▶ **EXERCISE DIRECTIONS**:
Skip the pictures and repeat each line of the data exactly.

▶ **DATASET ROWS**:
* Begin *

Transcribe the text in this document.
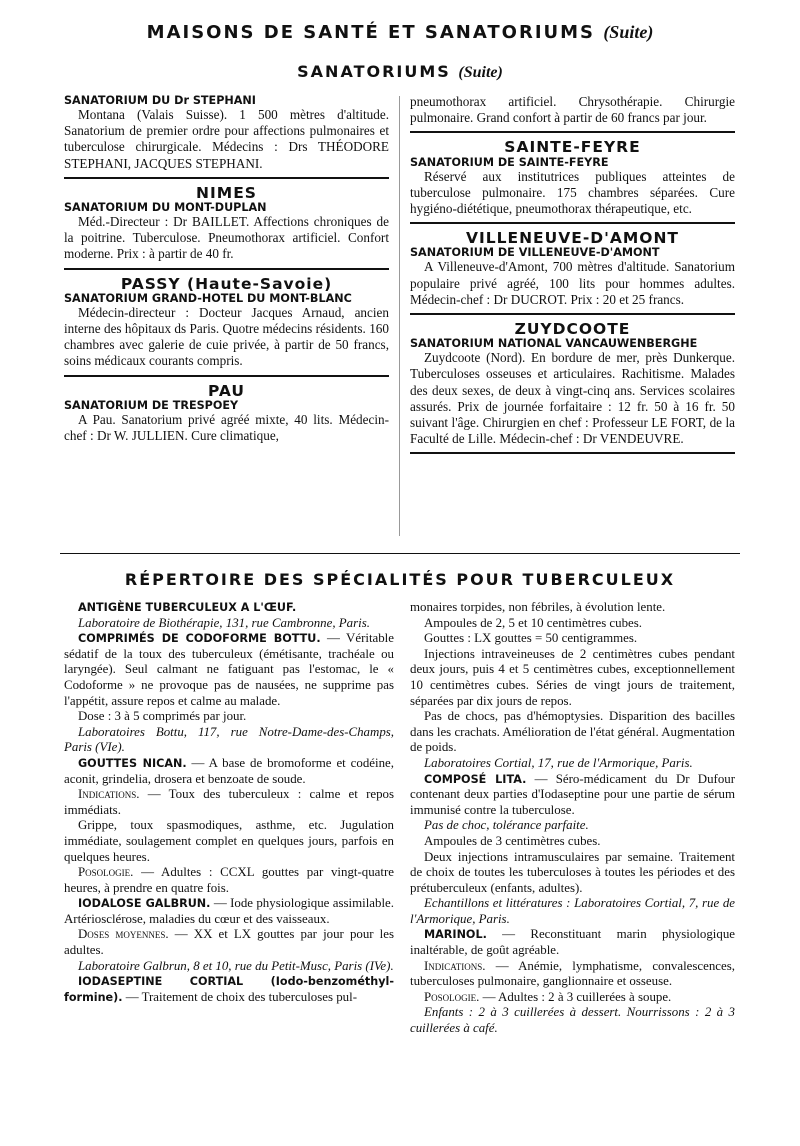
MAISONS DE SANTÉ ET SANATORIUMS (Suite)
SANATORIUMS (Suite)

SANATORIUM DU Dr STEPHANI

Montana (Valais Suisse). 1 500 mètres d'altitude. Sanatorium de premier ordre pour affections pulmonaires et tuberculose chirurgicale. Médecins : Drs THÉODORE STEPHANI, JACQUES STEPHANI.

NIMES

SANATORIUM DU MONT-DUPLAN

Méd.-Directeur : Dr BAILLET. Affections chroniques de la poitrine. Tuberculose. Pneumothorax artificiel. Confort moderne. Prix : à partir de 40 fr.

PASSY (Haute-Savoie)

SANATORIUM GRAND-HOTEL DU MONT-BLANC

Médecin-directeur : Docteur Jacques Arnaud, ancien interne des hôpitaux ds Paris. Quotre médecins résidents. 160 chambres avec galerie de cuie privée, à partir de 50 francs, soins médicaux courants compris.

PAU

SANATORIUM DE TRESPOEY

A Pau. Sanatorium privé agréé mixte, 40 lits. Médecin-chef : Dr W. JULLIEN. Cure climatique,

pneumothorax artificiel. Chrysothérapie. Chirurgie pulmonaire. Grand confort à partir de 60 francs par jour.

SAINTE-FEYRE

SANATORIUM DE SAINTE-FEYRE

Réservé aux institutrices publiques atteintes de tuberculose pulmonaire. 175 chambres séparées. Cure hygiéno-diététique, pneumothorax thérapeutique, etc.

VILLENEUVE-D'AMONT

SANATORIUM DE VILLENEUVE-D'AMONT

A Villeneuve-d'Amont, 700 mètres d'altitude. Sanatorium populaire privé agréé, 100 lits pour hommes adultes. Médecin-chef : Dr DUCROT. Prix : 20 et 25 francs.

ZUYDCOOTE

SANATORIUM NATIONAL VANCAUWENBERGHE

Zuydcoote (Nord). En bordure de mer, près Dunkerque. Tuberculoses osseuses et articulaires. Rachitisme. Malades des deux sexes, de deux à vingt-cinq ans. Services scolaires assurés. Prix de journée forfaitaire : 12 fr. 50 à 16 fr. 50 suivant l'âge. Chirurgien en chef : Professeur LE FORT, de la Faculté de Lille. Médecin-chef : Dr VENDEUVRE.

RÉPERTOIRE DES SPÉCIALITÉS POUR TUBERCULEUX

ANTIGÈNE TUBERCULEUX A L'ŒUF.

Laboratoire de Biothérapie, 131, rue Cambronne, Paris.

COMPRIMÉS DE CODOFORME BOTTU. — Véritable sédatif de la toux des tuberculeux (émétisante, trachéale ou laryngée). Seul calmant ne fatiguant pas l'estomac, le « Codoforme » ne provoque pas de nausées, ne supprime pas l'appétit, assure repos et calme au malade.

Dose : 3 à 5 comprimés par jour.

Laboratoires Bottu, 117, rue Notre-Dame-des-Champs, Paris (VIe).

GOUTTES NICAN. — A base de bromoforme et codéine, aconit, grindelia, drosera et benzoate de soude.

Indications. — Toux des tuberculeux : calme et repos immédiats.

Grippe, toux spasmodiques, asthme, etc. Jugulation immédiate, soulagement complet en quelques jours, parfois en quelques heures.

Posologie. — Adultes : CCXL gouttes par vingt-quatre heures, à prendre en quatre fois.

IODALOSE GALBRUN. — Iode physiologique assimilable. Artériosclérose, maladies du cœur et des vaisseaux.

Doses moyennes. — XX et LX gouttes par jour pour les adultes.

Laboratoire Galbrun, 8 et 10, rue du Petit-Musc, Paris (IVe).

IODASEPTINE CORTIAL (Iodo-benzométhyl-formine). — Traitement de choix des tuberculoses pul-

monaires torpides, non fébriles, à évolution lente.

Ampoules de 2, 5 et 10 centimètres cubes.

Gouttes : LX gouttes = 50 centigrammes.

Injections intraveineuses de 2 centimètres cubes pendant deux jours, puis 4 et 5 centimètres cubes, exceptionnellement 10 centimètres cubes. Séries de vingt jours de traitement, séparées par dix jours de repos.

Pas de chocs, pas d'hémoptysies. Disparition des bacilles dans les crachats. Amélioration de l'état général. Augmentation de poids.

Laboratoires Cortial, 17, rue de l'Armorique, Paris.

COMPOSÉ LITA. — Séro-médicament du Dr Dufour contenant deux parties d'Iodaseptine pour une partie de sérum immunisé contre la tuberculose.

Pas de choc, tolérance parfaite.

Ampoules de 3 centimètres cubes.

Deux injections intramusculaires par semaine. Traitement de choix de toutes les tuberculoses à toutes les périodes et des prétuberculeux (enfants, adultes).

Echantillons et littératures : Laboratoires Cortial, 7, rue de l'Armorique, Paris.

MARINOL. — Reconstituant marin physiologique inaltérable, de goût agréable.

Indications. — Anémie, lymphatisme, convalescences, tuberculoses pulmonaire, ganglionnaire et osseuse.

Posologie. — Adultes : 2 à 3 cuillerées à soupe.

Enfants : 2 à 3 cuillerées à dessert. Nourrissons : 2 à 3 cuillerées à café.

* End *

▶ **COMPLETE OUTPUT**:
Transcribe the text in this document.
MAISONS DE SANTÉ ET SANATORIUMS (Suite)
SANATORIUMS (Suite)

SANATORIUM DU Dr STEPHANI

Montana (Valais Suisse). 1 500 mètres d'altitude. Sanatorium de premier ordre pour affections pulmonaires et tuberculose chirurgicale. Médecins : Drs THÉODORE STEPHANI, JACQUES STEPHANI.

NIMES

SANATORIUM DU MONT-DUPLAN

Méd.-Directeur : Dr BAILLET. Affections chroniques de la poitrine. Tuberculose. Pneumothorax artificiel. Confort moderne. Prix : à partir de 40 fr.

PASSY (Haute-Savoie)

SANATORIUM GRAND-HOTEL DU MONT-BLANC

Médecin-directeur : Docteur Jacques Arnaud, ancien interne des hôpitaux ds Paris. Quotre médecins résidents. 160 chambres avec galerie de cuie privée, à partir de 50 francs, soins médicaux courants compris.

PAU

SANATORIUM DE TRESPOEY

A Pau. Sanatorium privé agréé mixte, 40 lits. Médecin-chef : Dr W. JULLIEN. Cure climatique,

pneumothorax artificiel. Chrysothérapie. Chirurgie pulmonaire. Grand confort à partir de 60 francs par jour.

SAINTE-FEYRE

SANATORIUM DE SAINTE-FEYRE

Réservé aux institutrices publiques atteintes de tuberculose pulmonaire. 175 chambres séparées. Cure hygiéno-diététique, pneumothorax thérapeutique, etc.

VILLENEUVE-D'AMONT

SANATORIUM DE VILLENEUVE-D'AMONT

A Villeneuve-d'Amont, 700 mètres d'altitude. Sanatorium populaire privé agréé, 100 lits pour hommes adultes. Médecin-chef : Dr DUCROT. Prix : 20 et 25 francs.

ZUYDCOOTE

SANATORIUM NATIONAL VANCAUWENBERGHE

Zuydcoote (Nord). En bordure de mer, près Dunkerque. Tuberculoses osseuses et articulaires. Rachitisme. Malades des deux sexes, de deux à vingt-cinq ans. Services scolaires assurés. Prix de journée forfaitaire : 12 fr. 50 à 16 fr. 50 suivant l'âge. Chirurgien en chef : Professeur LE FORT, de la Faculté de Lille. Médecin-chef : Dr VENDEUVRE.

RÉPERTOIRE DES SPÉCIALITÉS POUR TUBERCULEUX

ANTIGÈNE TUBERCULEUX A L'ŒUF.

Laboratoire de Biothérapie, 131, rue Cambronne, Paris.

COMPRIMÉS DE CODOFORME BOTTU. — Véritable sédatif de la toux des tuberculeux (émétisante, trachéale ou laryngée). Seul calmant ne fatiguant pas l'estomac, le « Codoforme » ne provoque pas de nausées, ne supprime pas l'appétit, assure repos et calme au malade.

Dose : 3 à 5 comprimés par jour.

Laboratoires Bottu, 117, rue Notre-Dame-des-Champs, Paris (VIe).

GOUTTES NICAN. — A base de bromoforme et codéine, aconit, grindelia, drosera et benzoate de soude.

Indications. — Toux des tuberculeux : calme et repos immédiats.

Grippe, toux spasmodiques, asthme, etc. Jugulation immédiate, soulagement complet en quelques jours, parfois en quelques heures.

Posologie. — Adultes : CCXL gouttes par vingt-quatre heures, à prendre en quatre fois.

IODALOSE GALBRUN. — Iode physiologique assimilable. Artériosclérose, maladies du cœur et des vaisseaux.

Doses moyennes. — XX et LX gouttes par jour pour les adultes.

Laboratoire Galbrun, 8 et 10, rue du Petit-Musc, Paris (IVe).

IODASEPTINE CORTIAL (Iodo-benzométhyl-formine). — Traitement de choix des tuberculoses pul-

monaires torpides, non fébriles, à évolution lente.

Ampoules de 2, 5 et 10 centimètres cubes.

Gouttes : LX gouttes = 50 centigrammes.

Injections intraveineuses de 2 centimètres cubes pendant deux jours, puis 4 et 5 centimètres cubes, exceptionnellement 10 centimètres cubes. Séries de vingt jours de traitement, séparées par dix jours de repos.

Pas de chocs, pas d'hémoptysies. Disparition des bacilles dans les crachats. Amélioration de l'état général. Augmentation de poids.

Laboratoires Cortial, 17, rue de l'Armorique, Paris.

COMPOSÉ LITA. — Séro-médicament du Dr Dufour contenant deux parties d'Iodaseptine pour une partie de sérum immunisé contre la tuberculose.

Pas de choc, tolérance parfaite.

Ampoules de 3 centimètres cubes.

Deux injections intramusculaires par semaine. Traitement de choix de toutes les tuberculoses à toutes les périodes et des prétuberculeux (enfants, adultes).

Echantillons et littératures : Laboratoires Cortial, 7, rue de l'Armorique, Paris.

MARINOL. — Reconstituant marin physiologique inaltérable, de goût agréable.

Indications. — Anémie, lymphatisme, convalescences, tuberculoses pulmonaire, ganglionnaire et osseuse.

Posologie. — Adultes : 2 à 3 cuillerées à soupe.

Enfants : 2 à 3 cuillerées à dessert. Nourrissons : 2 à 3 cuillerées à café.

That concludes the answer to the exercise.